═══ Data in this exercise ═══

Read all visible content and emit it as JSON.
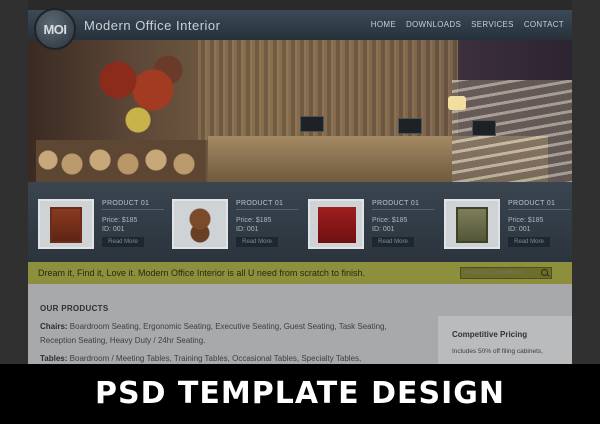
{
  "header": {
    "logo": "MOI",
    "brand": "Modern Office Interior",
    "nav": [
      "HOME",
      "DOWNLOADS",
      "SERVICES",
      "CONTACT"
    ]
  },
  "products": [
    {
      "title": "PRODUCT 01",
      "price": "Price: $185",
      "id": "ID: 001",
      "button": "Read More"
    },
    {
      "title": "PRODUCT 01",
      "price": "Price: $185",
      "id": "ID: 001",
      "button": "Read More"
    },
    {
      "title": "PRODUCT 01",
      "price": "Price: $185",
      "id": "ID: 001",
      "button": "Read More"
    },
    {
      "title": "PRODUCT 01",
      "price": "Price: $185",
      "id": "ID: 001",
      "button": "Read More"
    }
  ],
  "tagline": "Dream it, Find it, Love it. Modern Office Interior is all U need from scratch to finish.",
  "search": {
    "placeholder": "PRODUCT SEARCH"
  },
  "content": {
    "heading": "OUR PRODUCTS",
    "chairs_label": "Chairs:",
    "chairs_text": "Boardroom Seating, Ergonomic Seating, Executive Seating, Guest Seating, Task Seating,",
    "chairs_text2": "Reception Seating, Heavy Duty / 24hr Seating.",
    "tables_label": "Tables:",
    "tables_text": "Boardroom / Meeting Tables, Training Tables, Occasional Tables, Specialty Tables,"
  },
  "sidebar": {
    "title": "Competitive Pricing",
    "text": "Includes 50% off filing cabinets,"
  },
  "banner": "PSD TEMPLATE DESIGN"
}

═══

What this task involves. Images do not belong in the copy; reproduce all other parts of the records above verbatim.

Result.
Read all visible content and emit it as JSON.
{
  "header": {
    "logo": "MOI",
    "brand": "Modern Office Interior",
    "nav": [
      "HOME",
      "DOWNLOADS",
      "SERVICES",
      "CONTACT"
    ]
  },
  "products": [
    {
      "title": "PRODUCT 01",
      "price": "Price: $185",
      "id": "ID: 001",
      "button": "Read More"
    },
    {
      "title": "PRODUCT 01",
      "price": "Price: $185",
      "id": "ID: 001",
      "button": "Read More"
    },
    {
      "title": "PRODUCT 01",
      "price": "Price: $185",
      "id": "ID: 001",
      "button": "Read More"
    },
    {
      "title": "PRODUCT 01",
      "price": "Price: $185",
      "id": "ID: 001",
      "button": "Read More"
    }
  ],
  "tagline": "Dream it, Find it, Love it. Modern Office Interior is all U need from scratch to finish.",
  "search": {
    "placeholder": "PRODUCT SEARCH"
  },
  "content": {
    "heading": "OUR PRODUCTS",
    "chairs_label": "Chairs:",
    "chairs_text": "Boardroom Seating, Ergonomic Seating, Executive Seating, Guest Seating, Task Seating,",
    "chairs_text2": "Reception Seating, Heavy Duty / 24hr Seating.",
    "tables_label": "Tables:",
    "tables_text": "Boardroom / Meeting Tables, Training Tables, Occasional Tables, Specialty Tables,"
  },
  "sidebar": {
    "title": "Competitive Pricing",
    "text": "Includes 50% off filing cabinets,"
  },
  "banner": "PSD TEMPLATE DESIGN"
}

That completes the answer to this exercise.